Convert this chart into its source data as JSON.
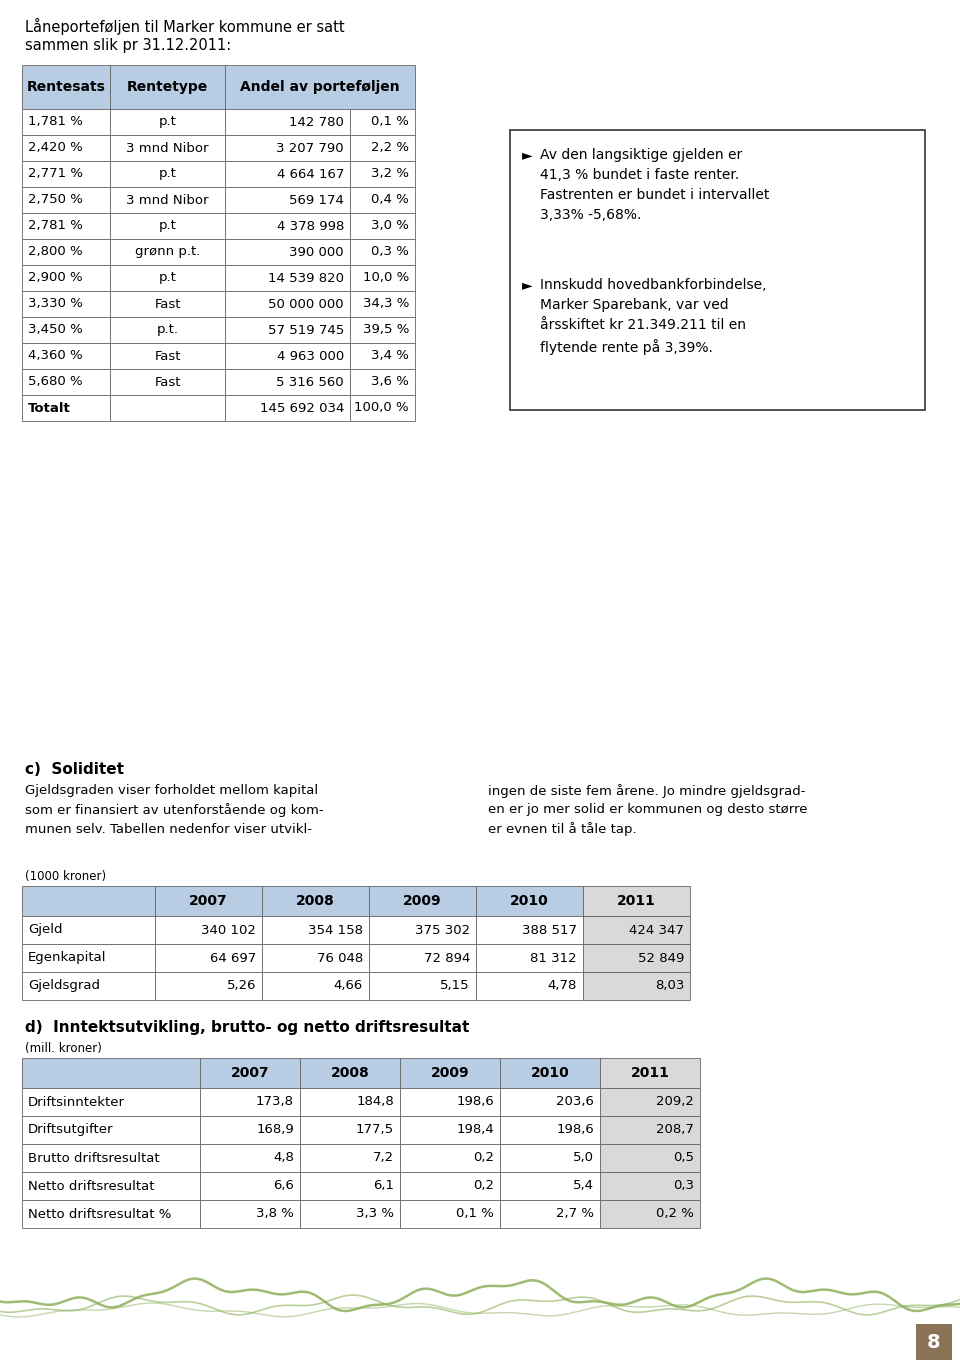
{
  "page_bg": "#ffffff",
  "intro_text_line1": "Låneporteføljen til Marker kommune er satt",
  "intro_text_line2": "sammen slik pr 31.12.2011:",
  "table1_header_bg": "#b8cce4",
  "table1_rows": [
    [
      "1,781 %",
      "p.t",
      "142 780",
      "0,1 %"
    ],
    [
      "2,420 %",
      "3 mnd Nibor",
      "3 207 790",
      "2,2 %"
    ],
    [
      "2,771 %",
      "p.t",
      "4 664 167",
      "3,2 %"
    ],
    [
      "2,750 %",
      "3 mnd Nibor",
      "569 174",
      "0,4 %"
    ],
    [
      "2,781 %",
      "p.t",
      "4 378 998",
      "3,0 %"
    ],
    [
      "2,800 %",
      "grønn p.t.",
      "390 000",
      "0,3 %"
    ],
    [
      "2,900 %",
      "p.t",
      "14 539 820",
      "10,0 %"
    ],
    [
      "3,330 %",
      "Fast",
      "50 000 000",
      "34,3 %"
    ],
    [
      "3,450 %",
      "p.t.",
      "57 519 745",
      "39,5 %"
    ],
    [
      "4,360 %",
      "Fast",
      "4 963 000",
      "3,4 %"
    ],
    [
      "5,680 %",
      "Fast",
      "5 316 560",
      "3,6 %"
    ],
    [
      "Totalt",
      "",
      "145 692 034",
      "100,0 %"
    ]
  ],
  "bullet1": "Av den langsiktige gjelden er\n41,3 % bundet i faste renter.\nFastrenten er bundet i intervallet\n3,33% -5,68%.",
  "bullet2": "Innskudd hovedbankforbindelse,\nMarker Sparebank, var ved\nårsskiftet kr 21.349.211 til en\nflytende rente på 3,39%.",
  "section_c_title": "c)  Soliditet",
  "section_c_left": "Gjeldsgraden viser forholdet mellom kapital\nsom er finansiert av utenforstående og kom-\nmunen selv. Tabellen nedenfor viser utvikl-",
  "section_c_right": "ingen de siste fem årene. Jo mindre gjeldsgrad-\nen er jo mer solid er kommunen og desto større\ner evnen til å tåle tap.",
  "label_1000": "(1000 kroner)",
  "table2_header": [
    "",
    "2007",
    "2008",
    "2009",
    "2010",
    "2011"
  ],
  "table2_header_bg": "#b8cce4",
  "table2_last_col_bg": "#d9d9d9",
  "table2_rows": [
    [
      "Gjeld",
      "340 102",
      "354 158",
      "375 302",
      "388 517",
      "424 347"
    ],
    [
      "Egenkapital",
      "64 697",
      "76 048",
      "72 894",
      "81 312",
      "52 849"
    ],
    [
      "Gjeldsgrad",
      "5,26",
      "4,66",
      "5,15",
      "4,78",
      "8,03"
    ]
  ],
  "section_d_title": "d)  Inntektsutvikling, brutto- og netto driftsresultat",
  "label_mill": "(mill. kroner)",
  "table3_header": [
    "",
    "2007",
    "2008",
    "2009",
    "2010",
    "2011"
  ],
  "table3_header_bg": "#b8cce4",
  "table3_last_col_bg": "#d9d9d9",
  "table3_rows": [
    [
      "Driftsinntekter",
      "173,8",
      "184,8",
      "198,6",
      "203,6",
      "209,2"
    ],
    [
      "Driftsutgifter",
      "168,9",
      "177,5",
      "198,4",
      "198,6",
      "208,7"
    ],
    [
      "Brutto driftsresultat",
      "4,8",
      "7,2",
      "0,2",
      "5,0",
      "0,5"
    ],
    [
      "Netto driftsresultat",
      "6,6",
      "6,1",
      "0,2",
      "5,4",
      "0,3"
    ],
    [
      "Netto driftsresultat %",
      "3,8 %",
      "3,3 %",
      "0,1 %",
      "2,7 %",
      "0,2 %"
    ]
  ],
  "page_number": "8",
  "page_number_bg": "#8b7355",
  "footer_wave_color": "#8db05a"
}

———

▸ Instructions to follow
Sift the material for lines with the string "kroner". Copy each one found.

▸ Result
  "label_1000": "(1000 kroner)",
  "label_mill": "(mill. kroner)",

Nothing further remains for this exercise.